=== EXTRAIT DE TEXTE ===

Actualité > À la une
À la une
Droit des sociétés
Revirement de jurisprudence : abandon du formalisme des actes conclus au nom ou pour le compte d’une société en formation
L'exigence selon laquelle l'acte doit, expressément et à peine de nullité, mentionner qu'il est passé « au nom » ou « pour le compte » de la société en formation ne résultant pas explicitement des textes régissant le sort des actes passés au cours de la période de formation, il apparaît possible et souhaitable de reconnaître désormais au juge le pouvoir d'apprécier souverainement, par un examen de l'ensemble des circonstances, tant intrinsèques à l'acte qu'extrinsèques, si la commune intention des parties n'était pas que l'acte fût conclu au nom ou pour le compte de la société en formation et que cette société puisse ensuite, après avoir acquis la personnalité juridique, décider de reprendre les engagements souscrits.
Com. 29 nov. 2023, n° 22-12.865 P
Un arrêt de revirement vient d’être rendu par la chambre commerciale de la Cour de cassation au sujet des sociétés en formation. On se souvient que les actes accomplis au nom et pour le compte d’une société commerciale, avant que celle-ci n’acquière la personnalité morale par son immatriculation au RCS, engagent la responsabilité solidaire et indéfinie des personnes qui les ont conclus, sauf pour la société, après son immatriculation, à les reprendre à son compte. La solution se comprend aisément : une société dépourvue de personnalité morale ne peut pas s’engager. Or pour apprécier la reprise, par la société devenue personne morale, des engagements antérieurement souscrits, une jurisprudence traditionnelle exigeait, sans appui textuel, un formalisme rigoureux. La société ne pouvait reprendre à son compte que les engagements expressément souscrits « en son nom » (Com. 22 mai 2001, n° 98-19.472 ; 21 févr. 2012, n° 10-27.630 ; 13 nov. 2013, n° 12-26.158) ou « pour son compte » (Com. 11 juin 2013, n° 11-27.356 ; 10 mars 2021, n° 19-15.618). Cette jurisprudence reposait sur le caractère dérogatoire du mécanisme légal permettant de réputer conclus par une société des actes juridiques passés avant son immatriculation (C. com., art. L. 210-6 et R. 210-6). Elle visait à assurer la sécurité juridique, dès lors que la présence d'une mention expresse selon laquelle l'acte est accompli « au nom » ou « pour le compte » d'une société en formation protège, d'un côté, le tiers cocontractant, en appelant son attention sur la possibilité, à l'avenir, d'une substitution de plein droit et rétroactive de débiteur, et, de l'autre, la personne qui accomplit l'acte « au nom » ou « pour le compte » de la société, en lui faisant prendre conscience qu'elle s'engage personnellement et restera tenue si la société ne reprend pas les engagements ainsi souscrits.

=== DONNÉES FOURNIES ===
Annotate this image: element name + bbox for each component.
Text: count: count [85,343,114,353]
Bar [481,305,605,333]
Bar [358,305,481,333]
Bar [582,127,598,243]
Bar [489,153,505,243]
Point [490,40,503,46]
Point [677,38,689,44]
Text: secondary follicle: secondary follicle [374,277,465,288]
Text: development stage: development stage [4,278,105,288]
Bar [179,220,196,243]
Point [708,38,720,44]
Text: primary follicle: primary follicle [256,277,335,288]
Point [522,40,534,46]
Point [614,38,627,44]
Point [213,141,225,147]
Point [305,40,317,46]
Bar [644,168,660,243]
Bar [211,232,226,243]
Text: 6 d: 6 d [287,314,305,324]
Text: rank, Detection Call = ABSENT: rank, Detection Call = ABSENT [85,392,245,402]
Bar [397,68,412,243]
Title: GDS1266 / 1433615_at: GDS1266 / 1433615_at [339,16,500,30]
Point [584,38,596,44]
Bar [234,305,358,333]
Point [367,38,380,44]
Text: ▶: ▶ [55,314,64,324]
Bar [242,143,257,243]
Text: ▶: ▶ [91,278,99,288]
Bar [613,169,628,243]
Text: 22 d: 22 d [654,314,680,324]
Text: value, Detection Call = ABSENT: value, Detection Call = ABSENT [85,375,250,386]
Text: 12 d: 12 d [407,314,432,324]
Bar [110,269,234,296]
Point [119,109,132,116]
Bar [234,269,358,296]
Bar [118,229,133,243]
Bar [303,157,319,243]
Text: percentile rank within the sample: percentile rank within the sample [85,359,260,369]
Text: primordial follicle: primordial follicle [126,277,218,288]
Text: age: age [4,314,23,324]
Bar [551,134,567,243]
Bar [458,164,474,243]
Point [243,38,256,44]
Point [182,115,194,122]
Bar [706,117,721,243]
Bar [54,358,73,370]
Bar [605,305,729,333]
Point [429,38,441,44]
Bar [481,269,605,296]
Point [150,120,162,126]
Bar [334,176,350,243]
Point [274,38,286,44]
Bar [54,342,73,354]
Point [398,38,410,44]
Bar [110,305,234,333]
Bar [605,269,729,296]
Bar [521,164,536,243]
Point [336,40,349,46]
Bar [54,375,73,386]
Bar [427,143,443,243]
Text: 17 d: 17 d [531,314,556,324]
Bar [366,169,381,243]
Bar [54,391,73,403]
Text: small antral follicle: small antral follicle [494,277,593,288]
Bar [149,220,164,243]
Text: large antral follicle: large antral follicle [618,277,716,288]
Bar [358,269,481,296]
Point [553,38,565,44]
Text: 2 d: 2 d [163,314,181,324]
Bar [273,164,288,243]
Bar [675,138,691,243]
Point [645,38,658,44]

=== CONSIGNE 1 ===
Selon l'article sur les sociétés en formation, quelle chambre de la Cour de cassation a rendu l'arrêt de revirement ?
=== CONSIGNE 2 ===
Poursuivez l'article sur les actes conclus pour une société en formation à partir de sa dernière phrase.
Le matériel fourni n'est pas nécessaire ici.

=== RÉPONSE FINALE 1 ===
La chambre commerciale de la Cour de cassation.

=== RÉPONSE FINALE 2 ===
Elle produisait toutefois des conséquences drastiques (§ 8). Si les parties avaient commis une maladresse rédactionnelle, en stipulant que l’acte était passé « par » la société encore en formation (au lieu de « en son nom » ou « pour le compte »), l’acte était frappé de nullité (Civ. 3e, 5 oct. 2011, n° 09-72.855 ; Com. 19 janv. 2022, n° 20-13.719) et ne pouvait donc être repris par la société, même lorsqu’il ressortait de l’acte ou des circonstances que telle était l’intention des parties. La sanction était donc lourde de conséquences, non seulement parce qu’elle permettait à la société d’échapper à certains engagements pourtant conclus pour elle, mais aussi parce que l’annulation de l’acte privait le tiers cocontractant de tout interlocuteur, la société comme celui ayant conclu l’acte à sa place n’ayant pas à répondre de l’exécution d’un acte non expressément souscrit « au nom » ou « pour le compte » de la société en formation. La sanction du formalisme requis s’avérait ainsi produire l’effet indésirable d’être parfois utilisée par des parties souhaitant se soustraire à leurs engagements et, paradoxalement, de fragiliser les entreprises lors de leur démarrage sous forme sociale au lieu de les protéger sans apporter, de surcroît, une protection adéquate aux tiers cocontractants qui, en cas d'annulation de l'acte, se trouvaient ainsi dépourvus de tout débiteur.
En conséquence, la Cour de cassation opère ici un revirement de jurisprudence (§ 9). Elle abandonne ses exigences formelles (la mention « au nom » ou « pour le compte » de la société en formation) et juge qu’il « apparaît possible et souhaitable de reconnaître désormais au juge le pouvoir d’apprécier souverainement, par un examen de l’ensemble des circonstances, tant intrinsèques à l’acte qu’extrinsèques, si la commune intention des parties n’était pas que l’acte fût conclu au nom ou pour le compte de la société en formation et que cette société puisse ensuite, après avoir acquis la personnalité juridique, décider de reprendre les engagements souscrits ». Ainsi prononce-t-elle la cassation, pour défaut de base légale, de la décision de la cour d’appel qui, pour annuler le bail commercial litigieux, avait retenu que le contrat avait été signé par les futurs associés fondateurs de la société en formation, en leur qualité de représentants de la société et non pas « au nom » de cette société alors que celle-ci, en cours de formation, n’était pas encore constituée. La chambre commerciale juge alors pour la première fois que les juges du fond auraient dû rechercher s’il ne résultait pas non seulement des mentions de l’acte mais également de l’ensemble des circonstances que, nonobstant une rédaction défectueuse, la commune intention des parties était que l’acte fût passé au nom ou pour le compte de la société en formation.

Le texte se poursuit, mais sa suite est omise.